··· Information supplied ···

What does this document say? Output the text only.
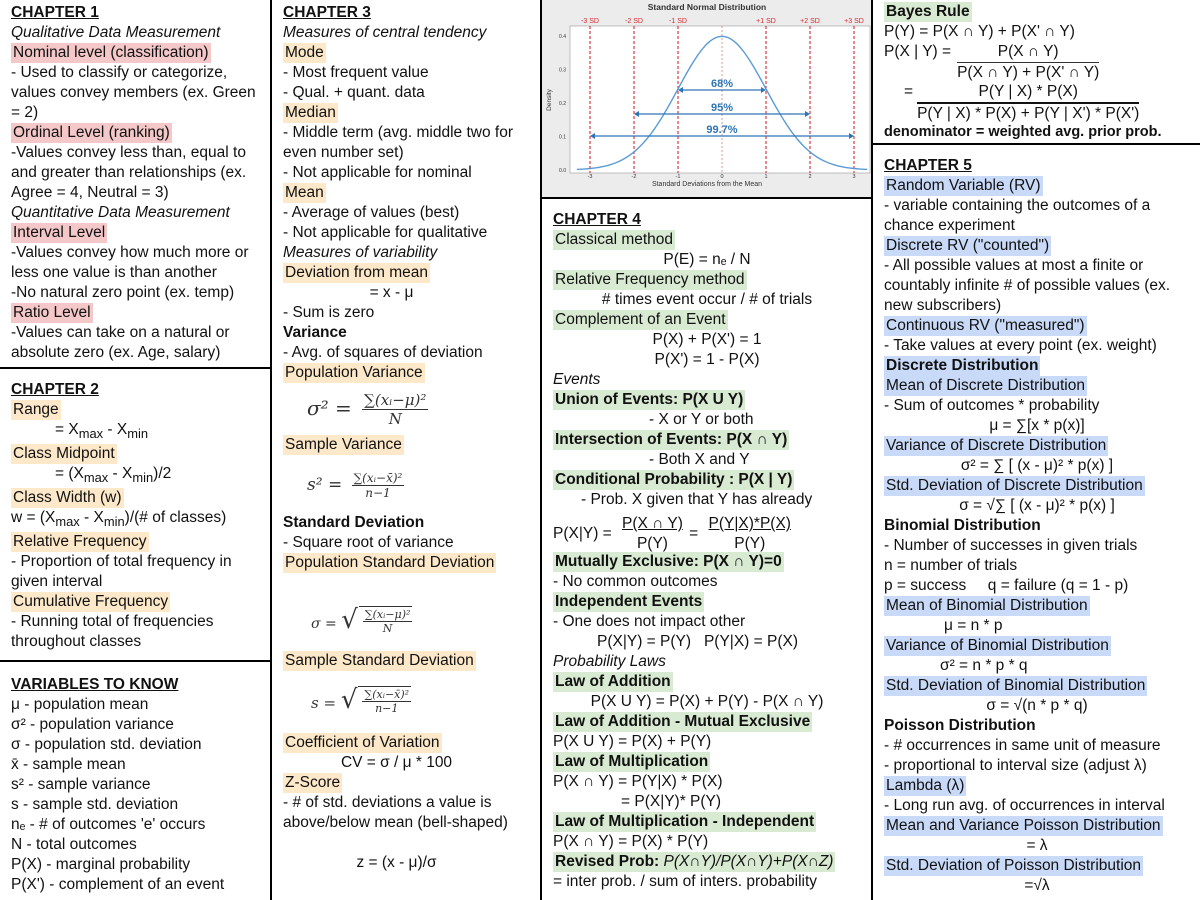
CHAPTER 1
Qualitative Data Measurement
Nominal level (classification)
- Used to classify or categorize, values convey members (ex. Green = 2)
Ordinal Level (ranking)
-Values convey less than, equal to and greater than relationships (ex. Agree = 4, Neutral = 3)
Quantitative Data Measurement
Interval Level
-Values convey how much more or less one value is than another
-No natural zero point (ex. temp)
Ratio Level
-Values can take on a natural or absolute zero (ex. Age, salary)
CHAPTER 2
Range
= $X_{max} - X_{min}$
Class Midpoint
= $(X_{max} - X_{min})/2$
Class Width (w)
$w = (X_{max}$ - $X_{min})/(\#$ of classes)
Relative Frequency
- Proportion of total frequency in given interval
Cumulative Frequency
- Running total of frequencies throughout classes
VARIABLES TO KNOW
μ - population mean
σ² - population variance
σ - population std. deviation
x̄ - sample mean
s² - sample variance
s - sample std. deviation
nₑ - # of outcomes 'e' occurs
N - total outcomes
P(X) - marginal probability
P(X') - complement of an event
CHAPTER 3
Measures of central tendency
Mode
- Most frequent value
- Qual. + quant. data
Median
- Middle term (avg. middle two for even number set)
- Not applicable for nominal
Mean
- Average of values (best)
- Not applicable for qualitative
Measures of variability
Deviation from mean
= x - μ
- Sum is zero
Variance
- Avg. of squares of deviation
Population Variance
$\sigma^2 = \frac{\text{∑(xᵢ−μ)²}}{N}$
Sample Variance
$s^2 = \frac{\text{∑(xᵢ−x̄)²}}{n-1}$
Standard Deviation
- Square root of variance
Population Standard Deviation
σ = √ $\frac{\text{∑(xᵢ−μ)²}}{N}$
Sample Standard Deviation
s = √ $\frac{\text{∑(xᵢ−x̄)²}}{n-1}$
Coefficient of Variation
CV = σ / μ * 100
Z-Score
- # of std. deviations a value is above/below mean (bell-shaped)
z = (x - μ)/σ
Standard Normal Distribution
-3 SD	-2 SD	-1 SD	+1 SD	+2 SD	+3 SD
68%
95%
99.7%
-3	-2	-1	0	1	2	3
0.4
0.3
0.2
0.1
0.0
Standard Deviations from the Mean
Density
CHAPTER 4
Classical method
P(E) = nₑ / N
Relative Frequency method
# times event occur / # of trials
Complement of an Event
P(X) + P(X') = 1
P(X') = 1 - P(X)
Events
Union of Events: P(X U Y)
- X or Y or both
Intersection of Events: P(X ∩ Y)
- Both X and Y
Conditional Probability : P(X | Y)
- Prob. X given that Y has already
$P(X|Y) = \frac{P(X \cap Y)}{P(Y)} = \frac{P(Y|X)*P(X)}{P(Y)}$
Mutually Exclusive: P(X ∩ Y)=0
- No common outcomes
Independent Events
- One does not impact other
P(X|Y) = P(Y)   P(Y|X) = P(X)
Probability Laws
Law of Addition
P(X U Y) = P(X) + P(Y) - P(X ∩ Y)
Law of Addition - Mutual Exclusive
P(X U Y) = P(X) + P(Y)
Law of Multiplication
P(X ∩ Y) = P(Y|X) * P(X)
= P(X|Y)* P(Y)
Law of Multiplication - Independent
P(X ∩ Y) = P(X) * P(Y)
Revised Prob: P(X∩Y)/P(X∩Y)+P(X∩Z)
= inter prob. / sum of inters. probability
Bayes Rule
P(Y) = P(X ∩ Y) + P(X' ∩ Y)
P(X | $Y) = \frac{P(X \cap Y)}{P(X \cap Y) + P(X' \cap Y)}$
= $\frac{P(Y | X) * P(X)}{P(Y | X) * P(X) + P(Y | X') * P(X')}$
denominator = weighted avg. prior prob.
CHAPTER 5
Random Variable (RV)
- variable containing the outcomes of a chance experiment
Discrete RV ("counted")
- All possible values at most a finite or countably infinite # of possible values (ex. new subscribers)
Continuous RV ("measured")
- Take values at every point (ex. weight)
Discrete Distribution
Mean of Discrete Distribution
- Sum of outcomes * probability
μ = ∑[x * p(x)]
Variance of Discrete Distribution
σ² = ∑ [ (x - μ)² * p(x) ]
Std. Deviation of Discrete Distribution
σ = √∑ [ (x - μ)² * p(x) ]
Binomial Distribution
- Number of successes in given trials
n = number of trials
p = success     q = failure (q = 1 - p)
Mean of Binomial Distribution
μ = n * p
Variance of Binomial Distribution
σ² = n * p * q
Std. Deviation of Binomial Distribution
σ = √(n * p * q)
Poisson Distribution
- # occurrences in same unit of measure
- proportional to interval size (adjust λ)
Lambda (λ)
- Long run avg. of occurrences in interval
Mean and Variance Poisson Distribution
= λ
Std. Deviation of Poisson Distribution
=√λ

···

### Set exercise
Set out every line from the material that contains the string "Standard".

### Response to the exercise
Standard Deviation
Population Standard Deviation
Sample Standard Deviation
Standard Normal Distribution
Standard Deviations from the Mean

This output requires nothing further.